[Entries from a visual dataset]
___
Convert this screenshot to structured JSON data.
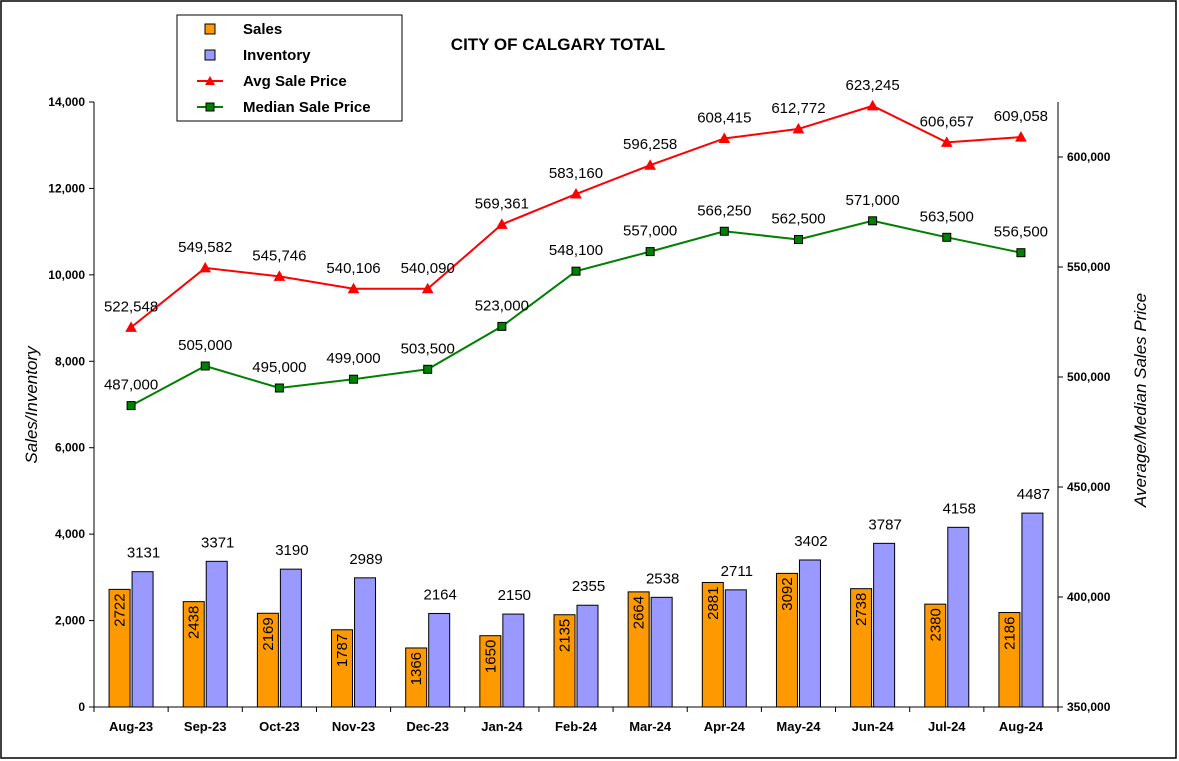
{
  "chart_data": {
    "type": "bar",
    "title": "CITY OF CALGARY TOTAL",
    "ylabel": "Sales/Inventory",
    "y2label": "Average/Median Sales Price",
    "ylim": [
      0,
      14000
    ],
    "y2lim": [
      350000,
      625000
    ],
    "yticks": [
      "0",
      "2,000",
      "4,000",
      "6,000",
      "8,000",
      "10,000",
      "12,000",
      "14,000"
    ],
    "y2ticks": [
      "350,000",
      "400,000",
      "450,000",
      "500,000",
      "550,000",
      "600,000"
    ],
    "legend_position": "top-left",
    "categories": [
      "Aug-23",
      "Sep-23",
      "Oct-23",
      "Nov-23",
      "Dec-23",
      "Jan-24",
      "Feb-24",
      "Mar-24",
      "Apr-24",
      "May-24",
      "Jun-24",
      "Jul-24",
      "Aug-24"
    ],
    "series": [
      {
        "name": "Sales",
        "type": "bar",
        "axis": "left",
        "color": "#FF9900",
        "values": [
          2722,
          2438,
          2169,
          1787,
          1366,
          1650,
          2135,
          2664,
          2881,
          3092,
          2738,
          2380,
          2186
        ],
        "labels": [
          "2722",
          "2438",
          "2169",
          "1787",
          "1366",
          "1650",
          "2135",
          "2664",
          "2881",
          "3092",
          "2738",
          "2380",
          "2186"
        ]
      },
      {
        "name": "Inventory",
        "type": "bar",
        "axis": "left",
        "color": "#9999FF",
        "values": [
          3131,
          3371,
          3190,
          2989,
          2164,
          2150,
          2355,
          2538,
          2711,
          3402,
          3787,
          4158,
          4487
        ],
        "labels": [
          "3131",
          "3371",
          "3190",
          "2989",
          "2164",
          "2150",
          "2355",
          "2538",
          "2711",
          "3402",
          "3787",
          "4158",
          "4487"
        ]
      },
      {
        "name": "Avg Sale Price",
        "type": "line",
        "axis": "right",
        "color": "#FF0000",
        "marker": "triangle",
        "values": [
          522548,
          549582,
          545746,
          540106,
          540090,
          569361,
          583160,
          596258,
          608415,
          612772,
          623245,
          606657,
          609058
        ],
        "labels": [
          "522,548",
          "549,582",
          "545,746",
          "540,106",
          "540,090",
          "569,361",
          "583,160",
          "596,258",
          "608,415",
          "612,772",
          "623,245",
          "606,657",
          "609,058"
        ]
      },
      {
        "name": "Median Sale Price",
        "type": "line",
        "axis": "right",
        "color": "#008000",
        "marker": "square",
        "values": [
          487000,
          505000,
          495000,
          499000,
          503500,
          523000,
          548100,
          557000,
          566250,
          562500,
          571000,
          563500,
          556500
        ],
        "labels": [
          "487,000",
          "505,000",
          "495,000",
          "499,000",
          "503,500",
          "523,000",
          "548,100",
          "557,000",
          "566,250",
          "562,500",
          "571,000",
          "563,500",
          "556,500"
        ]
      }
    ]
  }
}
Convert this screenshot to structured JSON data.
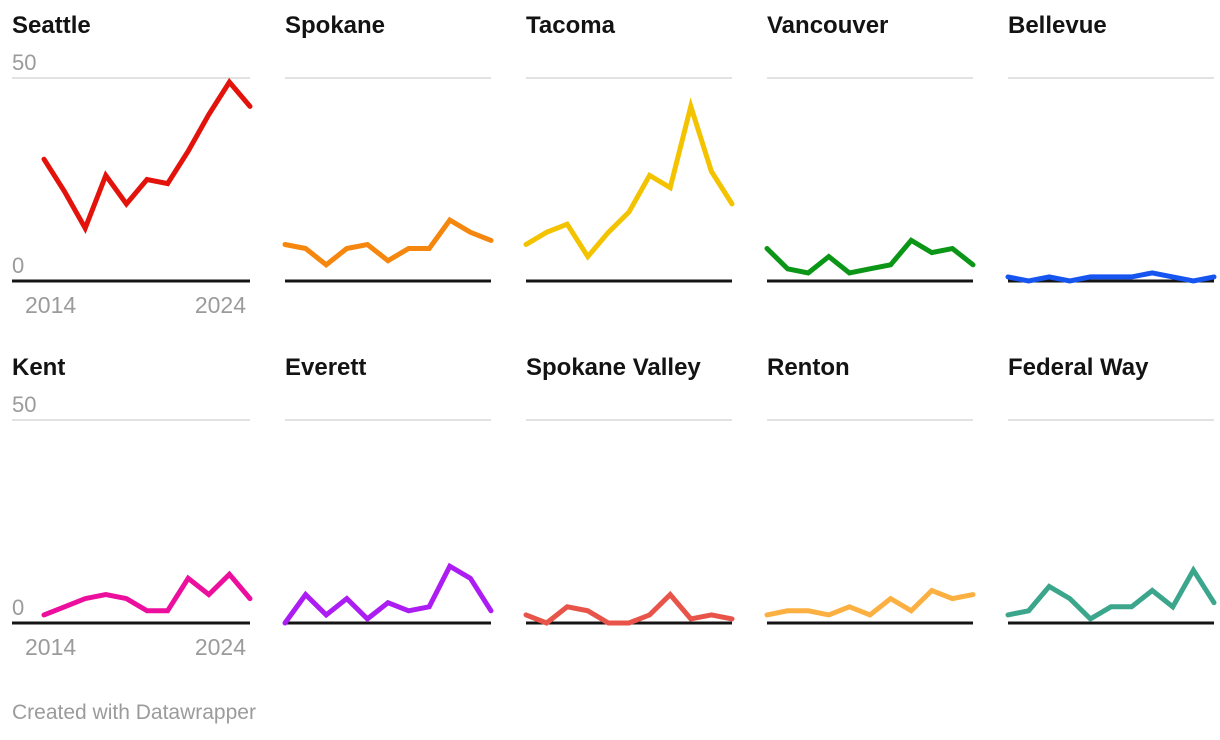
___
### What to work on
Set each line of the records down exactly, leaving every picture out.

### Solution for this problem
Convert this screenshot to structured JSON data.
{
  "chart_data": {
    "type": "bar",
    "title": "CITY OF CALGARY TOTAL",
    "ylabel": "Sales/Inventory",
    "y2label": "Average/Median Sales Price",
    "ylim": [
      0,
      14000
    ],
    "y2lim": [
      350000,
      625000
    ],
    "yticks": [
      "0",
      "2,000",
      "4,000",
      "6,000",
      "8,000",
      "10,000",
      "12,000",
      "14,000"
    ],
    "y2ticks": [
      "350,000",
      "400,000",
      "450,000",
      "500,000",
      "550,000",
      "600,000"
    ],
    "legend_position": "top-left",
    "categories": [
      "Aug-23",
      "Sep-23",
      "Oct-23",
      "Nov-23",
      "Dec-23",
      "Jan-24",
      "Feb-24",
      "Mar-24",
      "Apr-24",
      "May-24",
      "Jun-24",
      "Jul-24",
      "Aug-24"
    ],
    "series": [
      {
        "name": "Sales",
        "type": "bar",
        "axis": "left",
        "color": "#FF9900",
        "values": [
          2722,
          2438,
          2169,
          1787,
          1366,
          1650,
          2135,
          2664,
          2881,
          3092,
          2738,
          2380,
          2186
        ],
        "labels": [
          "2722",
          "2438",
          "2169",
          "1787",
          "1366",
          "1650",
          "2135",
          "2664",
          "2881",
          "3092",
          "2738",
          "2380",
          "2186"
        ]
      },
      {
        "name": "Inventory",
        "type": "bar",
        "axis": "left",
        "color": "#9999FF",
        "values": [
          3131,
          3371,
          3190,
          2989,
          2164,
          2150,
          2355,
          2538,
          2711,
          3402,
          3787,
          4158,
          4487
        ],
        "labels": [
          "3131",
          "3371",
          "3190",
          "2989",
          "2164",
          "2150",
          "2355",
          "2538",
          "2711",
          "3402",
          "3787",
          "4158",
          "4487"
        ]
      },
      {
        "name": "Avg Sale Price",
        "type": "line",
        "axis": "right",
        "color": "#FF0000",
        "marker": "triangle",
        "values": [
          522548,
          549582,
          545746,
          540106,
          540090,
          569361,
          583160,
          596258,
          608415,
          612772,
          623245,
          606657,
          609058
        ],
        "labels": [
          "522,548",
          "549,582",
          "545,746",
          "540,106",
          "540,090",
          "569,361",
          "583,160",
          "596,258",
          "608,415",
          "612,772",
          "623,245",
          "606,657",
          "609,058"
        ]
      },
      {
        "name": "Median Sale Price",
        "type": "line",
        "axis": "right",
        "color": "#008000",
        "marker": "square",
        "values": [
          487000,
          505000,
          495000,
          499000,
          503500,
          523000,
          548100,
          557000,
          566250,
          562500,
          571000,
          563500,
          556500
        ],
        "labels": [
          "487,000",
          "505,000",
          "495,000",
          "499,000",
          "503,500",
          "523,000",
          "548,100",
          "557,000",
          "566,250",
          "562,500",
          "571,000",
          "563,500",
          "556,500"
        ]
      }
    ]
  }
}
Convert this screenshot to structured JSON data.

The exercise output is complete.